Problem description ->
Quote every line as given.

[Dataset excerpt]

- - -

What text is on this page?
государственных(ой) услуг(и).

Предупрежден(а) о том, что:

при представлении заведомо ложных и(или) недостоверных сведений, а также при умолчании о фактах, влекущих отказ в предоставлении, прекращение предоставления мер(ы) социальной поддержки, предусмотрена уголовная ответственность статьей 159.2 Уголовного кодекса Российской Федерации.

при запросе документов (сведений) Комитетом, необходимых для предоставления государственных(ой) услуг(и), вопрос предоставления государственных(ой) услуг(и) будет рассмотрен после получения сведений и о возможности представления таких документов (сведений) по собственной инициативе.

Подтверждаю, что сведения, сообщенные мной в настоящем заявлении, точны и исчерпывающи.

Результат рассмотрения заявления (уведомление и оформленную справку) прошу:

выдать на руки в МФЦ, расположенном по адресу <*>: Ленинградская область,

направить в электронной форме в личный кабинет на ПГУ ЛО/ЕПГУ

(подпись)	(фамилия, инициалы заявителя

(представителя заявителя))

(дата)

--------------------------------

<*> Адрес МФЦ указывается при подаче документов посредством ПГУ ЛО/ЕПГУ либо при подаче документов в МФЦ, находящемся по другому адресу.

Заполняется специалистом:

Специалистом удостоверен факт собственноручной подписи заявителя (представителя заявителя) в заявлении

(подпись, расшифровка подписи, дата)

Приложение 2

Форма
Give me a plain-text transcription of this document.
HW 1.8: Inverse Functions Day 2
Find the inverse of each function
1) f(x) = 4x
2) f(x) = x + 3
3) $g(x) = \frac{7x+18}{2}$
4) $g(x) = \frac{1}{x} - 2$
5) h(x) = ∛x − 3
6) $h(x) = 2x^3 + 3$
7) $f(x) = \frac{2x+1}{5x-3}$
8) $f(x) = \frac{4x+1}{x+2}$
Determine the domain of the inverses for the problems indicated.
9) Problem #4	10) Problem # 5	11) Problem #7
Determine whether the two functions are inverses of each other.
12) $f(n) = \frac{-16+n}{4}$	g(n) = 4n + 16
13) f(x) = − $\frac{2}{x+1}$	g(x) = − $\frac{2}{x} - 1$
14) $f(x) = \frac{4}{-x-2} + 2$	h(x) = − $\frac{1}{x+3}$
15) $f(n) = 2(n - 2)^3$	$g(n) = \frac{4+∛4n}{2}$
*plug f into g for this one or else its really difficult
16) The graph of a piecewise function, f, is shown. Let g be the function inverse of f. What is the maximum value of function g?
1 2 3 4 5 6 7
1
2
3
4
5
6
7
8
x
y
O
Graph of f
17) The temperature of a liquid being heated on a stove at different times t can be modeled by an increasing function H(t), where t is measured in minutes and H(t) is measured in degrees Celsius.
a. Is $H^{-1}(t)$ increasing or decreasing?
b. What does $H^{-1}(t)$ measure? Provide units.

- - -

Response to this exercise ->
What text is on this page?
государственных(ой) услуг(и).

Предупрежден(а) о том, что:

при представлении заведомо ложных и(или) недостоверных сведений, а также при умолчании о фактах, влекущих отказ в предоставлении, прекращение предоставления мер(ы) социальной поддержки, предусмотрена уголовная ответственность статьей 159.2 Уголовного кодекса Российской Федерации.

при запросе документов (сведений) Комитетом, необходимых для предоставления государственных(ой) услуг(и), вопрос предоставления государственных(ой) услуг(и) будет рассмотрен после получения сведений и о возможности представления таких документов (сведений) по собственной инициативе.

Подтверждаю, что сведения, сообщенные мной в настоящем заявлении, точны и исчерпывающи.

Результат рассмотрения заявления (уведомление и оформленную справку) прошу:

выдать на руки в МФЦ, расположенном по адресу <*>: Ленинградская область,

направить в электронной форме в личный кабинет на ПГУ ЛО/ЕПГУ

(подпись)	(фамилия, инициалы заявителя

(представителя заявителя))

(дата)

--------------------------------

<*> Адрес МФЦ указывается при подаче документов посредством ПГУ ЛО/ЕПГУ либо при подаче документов в МФЦ, находящемся по другому адресу.

Заполняется специалистом:

Специалистом удостоверен факт собственноручной подписи заявителя (представителя заявителя) в заявлении

(подпись, расшифровка подписи, дата)

Приложение 2

Форма
Give me a plain-text transcription of this document.
HW 1.8: Inverse Functions Day 2
Find the inverse of each function
1) f(x) = 4x
2) f(x) = x + 3
3) $g(x) = \frac{7x+18}{2}$
4) $g(x) = \frac{1}{x} - 2$
5) h(x) = ∛x − 3
6) $h(x) = 2x^3 + 3$
7) $f(x) = \frac{2x+1}{5x-3}$
8) $f(x) = \frac{4x+1}{x+2}$
Determine the domain of the inverses for the problems indicated.
9) Problem #4	10) Problem # 5	11) Problem #7
Determine whether the two functions are inverses of each other.
12) $f(n) = \frac{-16+n}{4}$	g(n) = 4n + 16
13) f(x) = − $\frac{2}{x+1}$	g(x) = − $\frac{2}{x} - 1$
14) $f(x) = \frac{4}{-x-2} + 2$	h(x) = − $\frac{1}{x+3}$
15) $f(n) = 2(n - 2)^3$	$g(n) = \frac{4+∛4n}{2}$
*plug f into g for this one or else its really difficult
16) The graph of a piecewise function, f, is shown. Let g be the function inverse of f. What is the maximum value of function g?
1 2 3 4 5 6 7
1
2
3
4
5
6
7
8
x
y
O
Graph of f
17) The temperature of a liquid being heated on a stove at different times t can be modeled by an increasing function H(t), where t is measured in minutes and H(t) is measured in degrees Celsius.
a. Is $H^{-1}(t)$ increasing or decreasing?
b. What does $H^{-1}(t)$ measure? Provide units.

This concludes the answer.